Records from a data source
* * * *

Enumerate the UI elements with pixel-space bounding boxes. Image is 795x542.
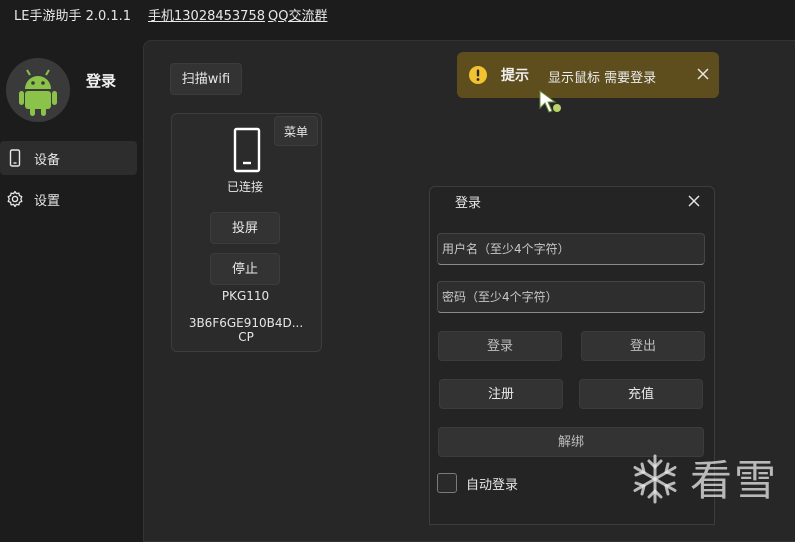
gear-icon xyxy=(7,190,23,208)
sidebar-login-label[interactable]: 登录 xyxy=(86,70,116,91)
device-serial: 3B6F6GE910B4D... CP xyxy=(176,316,316,344)
toast-message: 显示鼠标 需要登录 xyxy=(548,71,657,86)
snowflake-icon xyxy=(633,454,677,504)
recharge-button[interactable]: 充值 xyxy=(579,379,703,409)
device-status: 已连接 xyxy=(226,180,263,194)
sidebar-item-devices[interactable]: 设备 xyxy=(0,141,137,175)
phone-device-icon xyxy=(233,127,261,173)
password-input[interactable] xyxy=(437,281,705,313)
phone-link[interactable]: 手机13028453758 xyxy=(148,5,265,24)
mouse-cursor-icon xyxy=(539,90,561,113)
phone-icon xyxy=(9,149,21,167)
device-serial-number: 3B6F6GE910B4D... xyxy=(188,316,304,330)
auto-login-label: 自动登录 xyxy=(466,478,519,493)
app-title: LE手游助手 2.0.1.1 xyxy=(14,9,132,24)
watermark-text: 看雪 xyxy=(690,456,779,505)
register-button[interactable]: 注册 xyxy=(439,379,563,409)
close-icon[interactable] xyxy=(684,191,704,211)
logout-button[interactable]: 登出 xyxy=(581,331,705,361)
stop-button[interactable]: 停止 xyxy=(210,253,280,285)
device-serial-suffix: CP xyxy=(238,330,254,344)
login-button[interactable]: 登录 xyxy=(438,331,562,361)
warning-icon xyxy=(469,66,487,84)
dialog-title: 登录 xyxy=(455,196,482,211)
auto-login-checkbox[interactable] xyxy=(437,473,457,493)
sidebar-item-label: 设置 xyxy=(34,194,61,209)
toast-notification: 提示 显示鼠标 需要登录 xyxy=(457,52,719,98)
toast-title: 提示 xyxy=(501,68,529,84)
sidebar-item-label: 设备 xyxy=(34,153,61,168)
android-icon xyxy=(19,69,57,116)
cast-screen-button[interactable]: 投屏 xyxy=(210,212,280,244)
username-input[interactable] xyxy=(437,233,705,265)
qq-group-link[interactable]: QQ交流群 xyxy=(268,5,327,24)
scan-wifi-button[interactable]: 扫描wifi xyxy=(170,63,242,95)
title-bar: LE手游助手 2.0.1.1 手机13028453758 QQ交流群 xyxy=(0,0,795,30)
device-model: PKG110 xyxy=(221,289,270,303)
sidebar-item-settings[interactable]: 设置 xyxy=(0,182,137,216)
avatar[interactable] xyxy=(6,58,70,122)
close-icon[interactable] xyxy=(693,64,713,84)
device-menu-button[interactable]: 菜单 xyxy=(274,116,318,146)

* * * *

Please count the lines of the records that contain the string "phone", treating case as significant, and give only the number.

*Task response:*
3